[Records from a collection of figures]
Begin

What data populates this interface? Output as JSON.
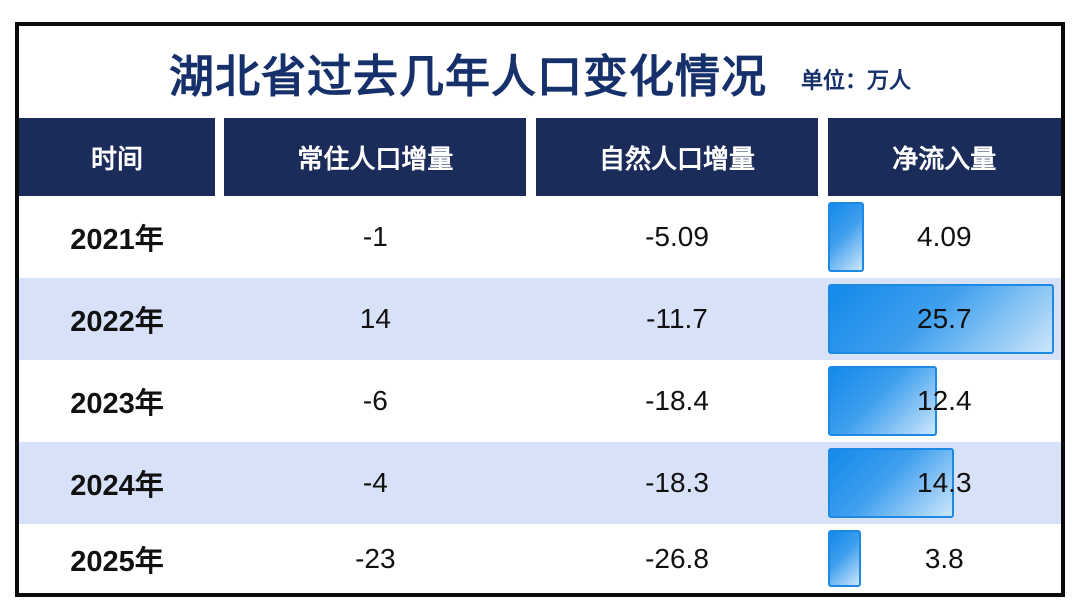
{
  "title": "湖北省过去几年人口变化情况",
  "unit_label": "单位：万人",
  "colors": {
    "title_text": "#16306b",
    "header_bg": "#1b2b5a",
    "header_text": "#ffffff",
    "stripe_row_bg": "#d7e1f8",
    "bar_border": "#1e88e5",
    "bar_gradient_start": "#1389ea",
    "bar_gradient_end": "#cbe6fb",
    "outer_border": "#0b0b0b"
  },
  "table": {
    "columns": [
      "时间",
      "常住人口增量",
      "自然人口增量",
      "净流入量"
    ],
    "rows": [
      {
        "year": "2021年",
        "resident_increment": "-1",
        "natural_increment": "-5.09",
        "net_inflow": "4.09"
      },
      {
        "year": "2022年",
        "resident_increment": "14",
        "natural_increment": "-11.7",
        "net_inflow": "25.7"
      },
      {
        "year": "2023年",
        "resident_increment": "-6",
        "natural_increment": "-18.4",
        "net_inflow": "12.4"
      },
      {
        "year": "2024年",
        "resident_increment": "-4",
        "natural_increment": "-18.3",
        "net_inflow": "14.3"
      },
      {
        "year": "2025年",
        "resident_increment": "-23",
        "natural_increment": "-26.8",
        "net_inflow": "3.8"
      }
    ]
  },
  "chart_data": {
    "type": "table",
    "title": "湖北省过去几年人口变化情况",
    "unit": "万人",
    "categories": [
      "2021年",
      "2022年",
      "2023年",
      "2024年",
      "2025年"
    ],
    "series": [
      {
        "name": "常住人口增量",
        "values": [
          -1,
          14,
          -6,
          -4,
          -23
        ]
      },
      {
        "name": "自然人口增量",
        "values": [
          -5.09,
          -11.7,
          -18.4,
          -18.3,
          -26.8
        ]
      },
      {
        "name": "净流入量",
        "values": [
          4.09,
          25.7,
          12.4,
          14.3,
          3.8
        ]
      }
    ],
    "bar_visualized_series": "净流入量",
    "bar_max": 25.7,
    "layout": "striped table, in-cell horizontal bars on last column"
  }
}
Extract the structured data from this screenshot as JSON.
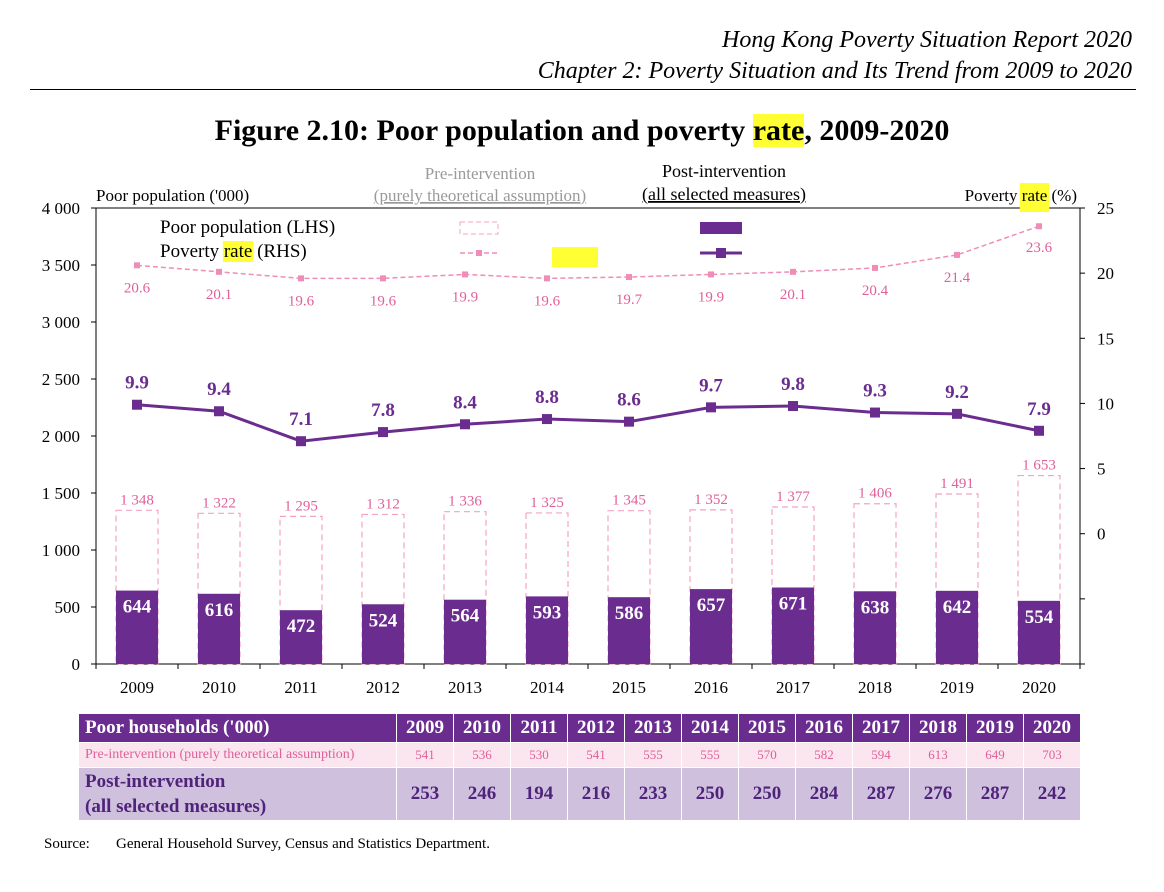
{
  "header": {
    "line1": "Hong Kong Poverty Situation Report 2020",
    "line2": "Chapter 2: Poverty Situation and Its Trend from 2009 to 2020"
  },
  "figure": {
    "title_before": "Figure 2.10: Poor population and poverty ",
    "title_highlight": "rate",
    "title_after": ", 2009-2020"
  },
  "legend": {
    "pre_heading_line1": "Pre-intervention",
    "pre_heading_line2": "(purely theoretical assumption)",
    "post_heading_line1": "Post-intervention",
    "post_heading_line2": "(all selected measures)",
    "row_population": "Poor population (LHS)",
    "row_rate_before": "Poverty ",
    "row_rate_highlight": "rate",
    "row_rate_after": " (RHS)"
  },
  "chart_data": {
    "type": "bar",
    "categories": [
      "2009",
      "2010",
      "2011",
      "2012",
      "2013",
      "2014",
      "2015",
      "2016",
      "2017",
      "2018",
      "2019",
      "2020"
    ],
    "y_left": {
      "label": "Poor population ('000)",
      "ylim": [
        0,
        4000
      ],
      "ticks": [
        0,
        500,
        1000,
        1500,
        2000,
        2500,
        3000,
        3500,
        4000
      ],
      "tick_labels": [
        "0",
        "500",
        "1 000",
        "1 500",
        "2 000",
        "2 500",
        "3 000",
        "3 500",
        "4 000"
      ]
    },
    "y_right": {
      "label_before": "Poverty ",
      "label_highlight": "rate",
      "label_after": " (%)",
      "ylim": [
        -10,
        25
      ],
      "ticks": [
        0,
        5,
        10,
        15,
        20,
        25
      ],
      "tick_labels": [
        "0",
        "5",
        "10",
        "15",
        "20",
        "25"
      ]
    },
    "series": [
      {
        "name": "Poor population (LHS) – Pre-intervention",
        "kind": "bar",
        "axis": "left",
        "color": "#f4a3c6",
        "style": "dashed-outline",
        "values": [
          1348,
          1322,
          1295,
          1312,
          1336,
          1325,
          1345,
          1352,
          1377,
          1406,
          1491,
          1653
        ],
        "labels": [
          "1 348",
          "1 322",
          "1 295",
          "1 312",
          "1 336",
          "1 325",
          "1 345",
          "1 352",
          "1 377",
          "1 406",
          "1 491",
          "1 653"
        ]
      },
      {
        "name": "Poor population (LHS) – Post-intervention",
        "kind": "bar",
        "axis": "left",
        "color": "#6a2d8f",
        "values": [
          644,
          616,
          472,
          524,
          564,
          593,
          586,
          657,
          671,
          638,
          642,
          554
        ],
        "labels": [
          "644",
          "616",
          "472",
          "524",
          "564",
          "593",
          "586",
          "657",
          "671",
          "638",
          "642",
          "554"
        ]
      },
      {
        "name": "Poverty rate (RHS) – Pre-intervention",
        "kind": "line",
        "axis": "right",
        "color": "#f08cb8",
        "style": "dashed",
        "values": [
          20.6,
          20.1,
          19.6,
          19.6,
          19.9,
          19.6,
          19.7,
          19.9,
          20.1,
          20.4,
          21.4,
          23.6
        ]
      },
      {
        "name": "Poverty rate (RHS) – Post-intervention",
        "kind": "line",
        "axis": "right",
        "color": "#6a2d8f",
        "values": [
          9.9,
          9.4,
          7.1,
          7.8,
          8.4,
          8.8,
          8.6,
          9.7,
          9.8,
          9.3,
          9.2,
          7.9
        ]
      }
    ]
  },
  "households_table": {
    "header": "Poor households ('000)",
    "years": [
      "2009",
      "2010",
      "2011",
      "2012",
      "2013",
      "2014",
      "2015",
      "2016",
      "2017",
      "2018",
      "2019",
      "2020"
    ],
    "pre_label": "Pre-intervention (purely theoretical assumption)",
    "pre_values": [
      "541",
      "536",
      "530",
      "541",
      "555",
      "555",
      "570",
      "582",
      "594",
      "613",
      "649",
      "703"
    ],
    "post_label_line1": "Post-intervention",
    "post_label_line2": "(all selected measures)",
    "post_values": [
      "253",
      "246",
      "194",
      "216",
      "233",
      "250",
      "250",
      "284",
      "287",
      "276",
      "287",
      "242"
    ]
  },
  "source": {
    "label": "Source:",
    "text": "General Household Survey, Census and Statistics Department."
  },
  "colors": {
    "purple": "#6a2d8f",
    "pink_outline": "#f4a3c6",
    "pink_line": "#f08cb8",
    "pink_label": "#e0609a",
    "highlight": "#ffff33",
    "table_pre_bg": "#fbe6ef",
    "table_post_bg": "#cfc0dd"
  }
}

End

- WRITTEN REQUEST -
Write out each line again precisely as it appears, skipping every picture.

- WORKED ANSWER -
What data populates this interface? Output as JSON.
{
  "title": "湖北省过去几年人口变化情况",
  "unit_label": "单位：万人",
  "colors": {
    "title_text": "#16306b",
    "header_bg": "#1b2b5a",
    "header_text": "#ffffff",
    "stripe_row_bg": "#d7e1f8",
    "bar_border": "#1e88e5",
    "bar_gradient_start": "#1389ea",
    "bar_gradient_end": "#cbe6fb",
    "outer_border": "#0b0b0b"
  },
  "table": {
    "columns": [
      "时间",
      "常住人口增量",
      "自然人口增量",
      "净流入量"
    ],
    "rows": [
      {
        "year": "2021年",
        "resident_increment": "-1",
        "natural_increment": "-5.09",
        "net_inflow": "4.09"
      },
      {
        "year": "2022年",
        "resident_increment": "14",
        "natural_increment": "-11.7",
        "net_inflow": "25.7"
      },
      {
        "year": "2023年",
        "resident_increment": "-6",
        "natural_increment": "-18.4",
        "net_inflow": "12.4"
      },
      {
        "year": "2024年",
        "resident_increment": "-4",
        "natural_increment": "-18.3",
        "net_inflow": "14.3"
      },
      {
        "year": "2025年",
        "resident_increment": "-23",
        "natural_increment": "-26.8",
        "net_inflow": "3.8"
      }
    ]
  },
  "chart_data": {
    "type": "table",
    "title": "湖北省过去几年人口变化情况",
    "unit": "万人",
    "categories": [
      "2021年",
      "2022年",
      "2023年",
      "2024年",
      "2025年"
    ],
    "series": [
      {
        "name": "常住人口增量",
        "values": [
          -1,
          14,
          -6,
          -4,
          -23
        ]
      },
      {
        "name": "自然人口增量",
        "values": [
          -5.09,
          -11.7,
          -18.4,
          -18.3,
          -26.8
        ]
      },
      {
        "name": "净流入量",
        "values": [
          4.09,
          25.7,
          12.4,
          14.3,
          3.8
        ]
      }
    ],
    "bar_visualized_series": "净流入量",
    "bar_max": 25.7,
    "layout": "striped table, in-cell horizontal bars on last column"
  }
}
Extract the structured data from this screenshot as JSON.
{
  "header": {
    "line1": "Hong Kong Poverty Situation Report 2020",
    "line2": "Chapter 2: Poverty Situation and Its Trend from 2009 to 2020"
  },
  "figure": {
    "title_before": "Figure 2.10: Poor population and poverty ",
    "title_highlight": "rate",
    "title_after": ", 2009-2020"
  },
  "legend": {
    "pre_heading_line1": "Pre-intervention",
    "pre_heading_line2": "(purely theoretical assumption)",
    "post_heading_line1": "Post-intervention",
    "post_heading_line2": "(all selected measures)",
    "row_population": "Poor population (LHS)",
    "row_rate_before": "Poverty ",
    "row_rate_highlight": "rate",
    "row_rate_after": " (RHS)"
  },
  "chart_data": {
    "type": "bar",
    "categories": [
      "2009",
      "2010",
      "2011",
      "2012",
      "2013",
      "2014",
      "2015",
      "2016",
      "2017",
      "2018",
      "2019",
      "2020"
    ],
    "y_left": {
      "label": "Poor population ('000)",
      "ylim": [
        0,
        4000
      ],
      "ticks": [
        0,
        500,
        1000,
        1500,
        2000,
        2500,
        3000,
        3500,
        4000
      ],
      "tick_labels": [
        "0",
        "500",
        "1 000",
        "1 500",
        "2 000",
        "2 500",
        "3 000",
        "3 500",
        "4 000"
      ]
    },
    "y_right": {
      "label_before": "Poverty ",
      "label_highlight": "rate",
      "label_after": " (%)",
      "ylim": [
        -10,
        25
      ],
      "ticks": [
        0,
        5,
        10,
        15,
        20,
        25
      ],
      "tick_labels": [
        "0",
        "5",
        "10",
        "15",
        "20",
        "25"
      ]
    },
    "series": [
      {
        "name": "Poor population (LHS) – Pre-intervention",
        "kind": "bar",
        "axis": "left",
        "color": "#f4a3c6",
        "style": "dashed-outline",
        "values": [
          1348,
          1322,
          1295,
          1312,
          1336,
          1325,
          1345,
          1352,
          1377,
          1406,
          1491,
          1653
        ],
        "labels": [
          "1 348",
          "1 322",
          "1 295",
          "1 312",
          "1 336",
          "1 325",
          "1 345",
          "1 352",
          "1 377",
          "1 406",
          "1 491",
          "1 653"
        ]
      },
      {
        "name": "Poor population (LHS) – Post-intervention",
        "kind": "bar",
        "axis": "left",
        "color": "#6a2d8f",
        "values": [
          644,
          616,
          472,
          524,
          564,
          593,
          586,
          657,
          671,
          638,
          642,
          554
        ],
        "labels": [
          "644",
          "616",
          "472",
          "524",
          "564",
          "593",
          "586",
          "657",
          "671",
          "638",
          "642",
          "554"
        ]
      },
      {
        "name": "Poverty rate (RHS) – Pre-intervention",
        "kind": "line",
        "axis": "right",
        "color": "#f08cb8",
        "style": "dashed",
        "values": [
          20.6,
          20.1,
          19.6,
          19.6,
          19.9,
          19.6,
          19.7,
          19.9,
          20.1,
          20.4,
          21.4,
          23.6
        ]
      },
      {
        "name": "Poverty rate (RHS) – Post-intervention",
        "kind": "line",
        "axis": "right",
        "color": "#6a2d8f",
        "values": [
          9.9,
          9.4,
          7.1,
          7.8,
          8.4,
          8.8,
          8.6,
          9.7,
          9.8,
          9.3,
          9.2,
          7.9
        ]
      }
    ]
  },
  "households_table": {
    "header": "Poor households ('000)",
    "years": [
      "2009",
      "2010",
      "2011",
      "2012",
      "2013",
      "2014",
      "2015",
      "2016",
      "2017",
      "2018",
      "2019",
      "2020"
    ],
    "pre_label": "Pre-intervention (purely theoretical assumption)",
    "pre_values": [
      "541",
      "536",
      "530",
      "541",
      "555",
      "555",
      "570",
      "582",
      "594",
      "613",
      "649",
      "703"
    ],
    "post_label_line1": "Post-intervention",
    "post_label_line2": "(all selected measures)",
    "post_values": [
      "253",
      "246",
      "194",
      "216",
      "233",
      "250",
      "250",
      "284",
      "287",
      "276",
      "287",
      "242"
    ]
  },
  "source": {
    "label": "Source:",
    "text": "General Household Survey, Census and Statistics Department."
  },
  "colors": {
    "purple": "#6a2d8f",
    "pink_outline": "#f4a3c6",
    "pink_line": "#f08cb8",
    "pink_label": "#e0609a",
    "highlight": "#ffff33",
    "table_pre_bg": "#fbe6ef",
    "table_post_bg": "#cfc0dd"
  }
}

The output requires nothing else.